Task instructions
What follows is a set of records, each of which is to be written out exactly.
>> start Dataset records
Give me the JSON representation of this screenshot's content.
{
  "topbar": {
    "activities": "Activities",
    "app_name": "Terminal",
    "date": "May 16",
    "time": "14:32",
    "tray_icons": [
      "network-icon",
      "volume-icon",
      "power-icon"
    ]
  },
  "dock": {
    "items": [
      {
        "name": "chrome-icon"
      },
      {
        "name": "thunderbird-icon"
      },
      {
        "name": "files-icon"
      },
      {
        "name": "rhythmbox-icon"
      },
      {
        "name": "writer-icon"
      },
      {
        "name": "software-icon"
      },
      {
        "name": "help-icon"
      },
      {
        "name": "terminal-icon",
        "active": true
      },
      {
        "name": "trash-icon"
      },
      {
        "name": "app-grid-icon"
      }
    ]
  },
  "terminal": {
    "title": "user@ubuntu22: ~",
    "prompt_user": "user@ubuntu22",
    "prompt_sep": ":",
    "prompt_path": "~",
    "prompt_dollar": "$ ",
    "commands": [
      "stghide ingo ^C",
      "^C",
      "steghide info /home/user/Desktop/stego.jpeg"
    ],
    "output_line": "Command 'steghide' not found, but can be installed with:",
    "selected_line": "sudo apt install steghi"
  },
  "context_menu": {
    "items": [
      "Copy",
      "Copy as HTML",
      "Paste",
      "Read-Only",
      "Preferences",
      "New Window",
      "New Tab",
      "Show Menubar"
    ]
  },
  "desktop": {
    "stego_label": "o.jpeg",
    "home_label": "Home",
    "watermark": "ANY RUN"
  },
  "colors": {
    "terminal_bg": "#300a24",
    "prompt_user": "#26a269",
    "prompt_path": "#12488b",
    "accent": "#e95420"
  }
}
>> end Dataset records
Answer for this exercise
Give me the JSON representation of this screenshot's content.
{
  "topbar": {
    "activities": "Activities",
    "app_name": "Terminal",
    "date": "May 16",
    "time": "14:32",
    "tray_icons": [
      "network-icon",
      "volume-icon",
      "power-icon"
    ]
  },
  "dock": {
    "items": [
      {
        "name": "chrome-icon"
      },
      {
        "name": "thunderbird-icon"
      },
      {
        "name": "files-icon"
      },
      {
        "name": "rhythmbox-icon"
      },
      {
        "name": "writer-icon"
      },
      {
        "name": "software-icon"
      },
      {
        "name": "help-icon"
      },
      {
        "name": "terminal-icon",
        "active": true
      },
      {
        "name": "trash-icon"
      },
      {
        "name": "app-grid-icon"
      }
    ]
  },
  "terminal": {
    "title": "user@ubuntu22: ~",
    "prompt_user": "user@ubuntu22",
    "prompt_sep": ":",
    "prompt_path": "~",
    "prompt_dollar": "$ ",
    "commands": [
      "stghide ingo ^C",
      "^C",
      "steghide info /home/user/Desktop/stego.jpeg"
    ],
    "output_line": "Command 'steghide' not found, but can be installed with:",
    "selected_line": "sudo apt install steghi"
  },
  "context_menu": {
    "items": [
      "Copy",
      "Copy as HTML",
      "Paste",
      "Read-Only",
      "Preferences",
      "New Window",
      "New Tab",
      "Show Menubar"
    ]
  },
  "desktop": {
    "stego_label": "o.jpeg",
    "home_label": "Home",
    "watermark": "ANY RUN"
  },
  "colors": {
    "terminal_bg": "#300a24",
    "prompt_user": "#26a269",
    "prompt_path": "#12488b",
    "accent": "#e95420"
  }
}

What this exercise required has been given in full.